■ **Task directions**: Locate each line with the string "Land" in the listing below and copy it.

■ **Records excerpted from a collection**:

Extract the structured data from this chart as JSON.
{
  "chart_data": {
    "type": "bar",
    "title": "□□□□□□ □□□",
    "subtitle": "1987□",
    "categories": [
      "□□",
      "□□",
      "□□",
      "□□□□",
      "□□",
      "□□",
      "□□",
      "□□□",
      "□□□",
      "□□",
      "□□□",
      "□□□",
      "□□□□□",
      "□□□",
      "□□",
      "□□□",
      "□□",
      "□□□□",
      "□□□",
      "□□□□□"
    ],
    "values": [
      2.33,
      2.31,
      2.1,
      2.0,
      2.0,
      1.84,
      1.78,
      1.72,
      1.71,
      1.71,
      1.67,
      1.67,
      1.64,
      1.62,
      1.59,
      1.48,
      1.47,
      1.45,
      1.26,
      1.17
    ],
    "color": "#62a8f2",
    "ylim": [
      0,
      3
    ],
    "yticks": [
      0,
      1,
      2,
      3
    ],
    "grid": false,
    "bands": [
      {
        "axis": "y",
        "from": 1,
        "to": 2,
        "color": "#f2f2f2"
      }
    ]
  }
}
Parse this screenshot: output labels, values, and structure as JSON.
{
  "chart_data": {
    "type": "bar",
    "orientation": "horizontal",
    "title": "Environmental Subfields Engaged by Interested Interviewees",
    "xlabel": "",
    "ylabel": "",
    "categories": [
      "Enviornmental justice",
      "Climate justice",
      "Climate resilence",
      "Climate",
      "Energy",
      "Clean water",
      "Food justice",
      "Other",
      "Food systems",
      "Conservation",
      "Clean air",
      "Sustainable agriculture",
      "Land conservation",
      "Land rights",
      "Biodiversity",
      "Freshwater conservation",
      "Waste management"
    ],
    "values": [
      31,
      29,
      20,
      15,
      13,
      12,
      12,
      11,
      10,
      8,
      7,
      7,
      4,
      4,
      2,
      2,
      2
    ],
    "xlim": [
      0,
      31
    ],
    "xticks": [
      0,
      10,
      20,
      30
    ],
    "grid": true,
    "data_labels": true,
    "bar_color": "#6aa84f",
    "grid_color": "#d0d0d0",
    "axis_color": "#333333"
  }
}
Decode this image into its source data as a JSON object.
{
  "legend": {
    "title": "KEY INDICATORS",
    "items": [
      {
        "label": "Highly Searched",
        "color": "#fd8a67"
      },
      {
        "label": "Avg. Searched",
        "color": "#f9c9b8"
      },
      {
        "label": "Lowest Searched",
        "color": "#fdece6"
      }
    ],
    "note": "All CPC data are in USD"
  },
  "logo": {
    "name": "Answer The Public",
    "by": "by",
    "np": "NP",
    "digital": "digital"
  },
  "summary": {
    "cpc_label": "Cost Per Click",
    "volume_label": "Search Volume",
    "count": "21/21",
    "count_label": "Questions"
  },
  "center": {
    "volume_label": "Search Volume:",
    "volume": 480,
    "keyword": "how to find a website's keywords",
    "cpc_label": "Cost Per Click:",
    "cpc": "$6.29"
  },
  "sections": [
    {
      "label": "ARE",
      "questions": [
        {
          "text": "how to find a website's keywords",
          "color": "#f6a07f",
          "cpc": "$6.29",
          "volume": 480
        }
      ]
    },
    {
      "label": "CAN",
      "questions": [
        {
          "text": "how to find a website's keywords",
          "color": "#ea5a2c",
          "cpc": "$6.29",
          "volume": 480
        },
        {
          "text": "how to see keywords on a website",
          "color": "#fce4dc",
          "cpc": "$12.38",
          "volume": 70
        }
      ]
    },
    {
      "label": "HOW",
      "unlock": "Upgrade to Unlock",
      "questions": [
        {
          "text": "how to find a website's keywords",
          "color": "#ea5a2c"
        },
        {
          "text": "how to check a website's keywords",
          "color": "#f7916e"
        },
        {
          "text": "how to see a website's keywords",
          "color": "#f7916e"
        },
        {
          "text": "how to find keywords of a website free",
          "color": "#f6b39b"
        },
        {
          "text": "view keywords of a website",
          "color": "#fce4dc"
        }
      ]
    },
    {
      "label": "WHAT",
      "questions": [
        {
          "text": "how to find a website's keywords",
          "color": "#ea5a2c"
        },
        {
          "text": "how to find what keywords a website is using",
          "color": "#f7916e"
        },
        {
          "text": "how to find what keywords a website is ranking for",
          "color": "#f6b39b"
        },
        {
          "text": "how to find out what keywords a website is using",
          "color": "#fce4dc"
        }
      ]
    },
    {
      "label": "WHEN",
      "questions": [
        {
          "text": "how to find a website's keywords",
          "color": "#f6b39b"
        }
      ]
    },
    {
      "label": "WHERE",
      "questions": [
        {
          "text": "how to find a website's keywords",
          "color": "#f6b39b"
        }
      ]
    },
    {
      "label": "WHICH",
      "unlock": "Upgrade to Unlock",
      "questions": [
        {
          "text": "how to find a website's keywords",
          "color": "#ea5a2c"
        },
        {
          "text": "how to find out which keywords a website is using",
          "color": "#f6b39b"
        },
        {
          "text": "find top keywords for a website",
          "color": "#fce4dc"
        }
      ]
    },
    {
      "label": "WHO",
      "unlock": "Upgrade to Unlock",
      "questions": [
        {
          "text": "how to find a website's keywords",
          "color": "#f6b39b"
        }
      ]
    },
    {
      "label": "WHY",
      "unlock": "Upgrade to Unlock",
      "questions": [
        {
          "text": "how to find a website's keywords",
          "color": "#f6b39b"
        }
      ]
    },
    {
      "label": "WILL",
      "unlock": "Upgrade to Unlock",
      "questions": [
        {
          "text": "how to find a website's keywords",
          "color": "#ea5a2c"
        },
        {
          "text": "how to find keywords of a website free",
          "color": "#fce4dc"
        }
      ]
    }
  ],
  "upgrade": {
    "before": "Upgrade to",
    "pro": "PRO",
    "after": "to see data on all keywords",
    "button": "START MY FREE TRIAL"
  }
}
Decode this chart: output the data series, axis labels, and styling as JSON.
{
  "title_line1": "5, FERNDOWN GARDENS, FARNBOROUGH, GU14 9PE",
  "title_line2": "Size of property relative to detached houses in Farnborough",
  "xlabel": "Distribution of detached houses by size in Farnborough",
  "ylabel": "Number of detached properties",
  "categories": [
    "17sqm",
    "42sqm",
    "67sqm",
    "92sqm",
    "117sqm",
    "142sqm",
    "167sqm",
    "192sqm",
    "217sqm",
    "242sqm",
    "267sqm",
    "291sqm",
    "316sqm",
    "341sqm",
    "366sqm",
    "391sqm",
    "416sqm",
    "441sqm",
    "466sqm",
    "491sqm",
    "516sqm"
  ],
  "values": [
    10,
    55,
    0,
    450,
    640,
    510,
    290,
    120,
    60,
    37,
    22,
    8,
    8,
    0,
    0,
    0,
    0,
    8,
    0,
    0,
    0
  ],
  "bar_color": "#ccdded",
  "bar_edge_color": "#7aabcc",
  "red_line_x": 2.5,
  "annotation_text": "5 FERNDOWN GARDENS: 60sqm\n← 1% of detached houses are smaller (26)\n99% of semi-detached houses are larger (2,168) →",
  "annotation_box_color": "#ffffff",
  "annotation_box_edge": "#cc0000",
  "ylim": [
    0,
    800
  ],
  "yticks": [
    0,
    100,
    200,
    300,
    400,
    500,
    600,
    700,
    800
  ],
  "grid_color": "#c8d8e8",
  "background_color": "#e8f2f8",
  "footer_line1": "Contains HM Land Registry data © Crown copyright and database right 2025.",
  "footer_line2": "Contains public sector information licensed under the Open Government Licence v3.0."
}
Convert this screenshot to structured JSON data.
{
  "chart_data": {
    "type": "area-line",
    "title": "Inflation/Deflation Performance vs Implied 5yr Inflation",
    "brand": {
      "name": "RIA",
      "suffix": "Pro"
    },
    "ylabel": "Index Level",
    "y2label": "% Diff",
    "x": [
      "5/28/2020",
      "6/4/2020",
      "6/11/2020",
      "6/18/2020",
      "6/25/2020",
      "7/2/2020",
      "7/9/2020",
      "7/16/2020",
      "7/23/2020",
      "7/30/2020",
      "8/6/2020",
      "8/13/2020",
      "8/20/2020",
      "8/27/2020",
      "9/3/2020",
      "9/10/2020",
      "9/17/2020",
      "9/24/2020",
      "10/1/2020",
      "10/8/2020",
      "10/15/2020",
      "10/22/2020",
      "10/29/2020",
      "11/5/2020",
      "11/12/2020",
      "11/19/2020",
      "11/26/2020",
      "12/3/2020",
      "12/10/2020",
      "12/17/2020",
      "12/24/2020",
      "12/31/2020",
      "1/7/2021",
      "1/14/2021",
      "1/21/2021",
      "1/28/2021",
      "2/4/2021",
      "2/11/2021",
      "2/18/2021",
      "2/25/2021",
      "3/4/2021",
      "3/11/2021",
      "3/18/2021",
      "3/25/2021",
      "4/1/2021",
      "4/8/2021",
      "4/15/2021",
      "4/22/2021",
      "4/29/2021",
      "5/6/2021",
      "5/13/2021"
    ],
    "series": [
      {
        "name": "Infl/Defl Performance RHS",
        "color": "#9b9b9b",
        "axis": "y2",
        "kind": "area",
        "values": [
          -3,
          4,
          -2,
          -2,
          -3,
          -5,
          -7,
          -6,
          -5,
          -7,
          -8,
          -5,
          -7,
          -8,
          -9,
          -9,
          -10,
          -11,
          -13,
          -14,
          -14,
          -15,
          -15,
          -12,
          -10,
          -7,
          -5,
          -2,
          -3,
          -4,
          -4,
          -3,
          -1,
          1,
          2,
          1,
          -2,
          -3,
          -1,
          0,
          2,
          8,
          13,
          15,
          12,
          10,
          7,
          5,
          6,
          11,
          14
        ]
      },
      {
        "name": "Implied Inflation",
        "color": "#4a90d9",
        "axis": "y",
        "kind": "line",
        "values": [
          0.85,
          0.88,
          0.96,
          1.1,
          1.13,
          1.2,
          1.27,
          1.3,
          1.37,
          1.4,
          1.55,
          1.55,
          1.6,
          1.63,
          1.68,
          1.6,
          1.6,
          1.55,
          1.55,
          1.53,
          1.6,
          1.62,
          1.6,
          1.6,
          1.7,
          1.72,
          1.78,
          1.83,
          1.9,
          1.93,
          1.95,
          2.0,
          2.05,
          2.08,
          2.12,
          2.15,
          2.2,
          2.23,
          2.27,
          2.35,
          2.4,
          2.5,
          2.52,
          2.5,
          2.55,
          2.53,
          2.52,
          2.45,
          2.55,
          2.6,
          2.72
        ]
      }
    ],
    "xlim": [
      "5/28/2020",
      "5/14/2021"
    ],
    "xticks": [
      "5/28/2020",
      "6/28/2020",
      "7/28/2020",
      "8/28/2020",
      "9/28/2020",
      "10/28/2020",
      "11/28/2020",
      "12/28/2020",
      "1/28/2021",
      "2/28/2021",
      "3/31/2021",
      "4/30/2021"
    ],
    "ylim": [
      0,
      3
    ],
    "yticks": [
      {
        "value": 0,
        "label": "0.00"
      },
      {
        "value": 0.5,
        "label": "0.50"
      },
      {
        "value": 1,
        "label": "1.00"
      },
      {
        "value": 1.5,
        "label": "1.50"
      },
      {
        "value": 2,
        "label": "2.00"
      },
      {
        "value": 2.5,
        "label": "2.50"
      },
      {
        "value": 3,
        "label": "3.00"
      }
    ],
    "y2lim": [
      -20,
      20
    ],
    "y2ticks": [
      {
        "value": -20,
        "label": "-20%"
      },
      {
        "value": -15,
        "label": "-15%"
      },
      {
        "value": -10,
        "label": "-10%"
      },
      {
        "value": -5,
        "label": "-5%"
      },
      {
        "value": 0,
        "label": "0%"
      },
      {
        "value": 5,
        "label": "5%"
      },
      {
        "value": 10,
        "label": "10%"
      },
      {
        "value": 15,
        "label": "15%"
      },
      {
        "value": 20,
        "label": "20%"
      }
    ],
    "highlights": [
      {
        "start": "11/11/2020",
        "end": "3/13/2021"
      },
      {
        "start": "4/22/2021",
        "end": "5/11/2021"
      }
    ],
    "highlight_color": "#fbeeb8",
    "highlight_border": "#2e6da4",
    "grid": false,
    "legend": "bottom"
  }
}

■ **Worked answer**:
      "Land conservation",
      "Land rights",
  "footer_line1": "Contains HM Land Registry data © Crown copyright and database right 2025.",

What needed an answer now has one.